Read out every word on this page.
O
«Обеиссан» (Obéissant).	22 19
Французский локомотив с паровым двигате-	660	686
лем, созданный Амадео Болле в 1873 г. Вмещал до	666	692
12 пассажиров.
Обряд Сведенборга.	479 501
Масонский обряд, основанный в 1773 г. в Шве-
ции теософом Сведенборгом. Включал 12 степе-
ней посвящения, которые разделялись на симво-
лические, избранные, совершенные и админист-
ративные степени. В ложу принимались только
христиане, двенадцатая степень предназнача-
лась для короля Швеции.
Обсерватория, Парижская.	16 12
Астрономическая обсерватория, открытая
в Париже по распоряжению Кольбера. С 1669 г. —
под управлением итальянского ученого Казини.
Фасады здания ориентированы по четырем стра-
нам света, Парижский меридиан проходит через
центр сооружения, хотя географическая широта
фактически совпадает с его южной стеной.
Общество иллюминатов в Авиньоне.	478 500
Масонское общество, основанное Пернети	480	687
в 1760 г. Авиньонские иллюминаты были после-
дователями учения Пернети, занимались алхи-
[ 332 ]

* * * *

_Objective:_ Can you restate every record above word for word?

_Solution to this problem:_
Read out every word on this page.
O
«Обеиссан» (Obéissant).	22 19
Французский локомотив с паровым двигате-	660	686
лем, созданный Амадео Болле в 1873 г. Вмещал до	666	692
12 пассажиров.
Обряд Сведенборга.	479 501
Масонский обряд, основанный в 1773 г. в Шве-
ции теософом Сведенборгом. Включал 12 степе-
ней посвящения, которые разделялись на симво-
лические, избранные, совершенные и админист-
ративные степени. В ложу принимались только
христиане, двенадцатая степень предназнача-
лась для короля Швеции.
Обсерватория, Парижская.	16 12
Астрономическая обсерватория, открытая
в Париже по распоряжению Кольбера. С 1669 г. —
под управлением итальянского ученого Казини.
Фасады здания ориентированы по четырем стра-
нам света, Парижский меридиан проходит через
центр сооружения, хотя географическая широта
фактически совпадает с его южной стеной.
Общество иллюминатов в Авиньоне.	478 500
Масонское общество, основанное Пернети	480	687
в 1760 г. Авиньонские иллюминаты были после-
дователями учения Пернети, занимались алхи-
[ 332 ]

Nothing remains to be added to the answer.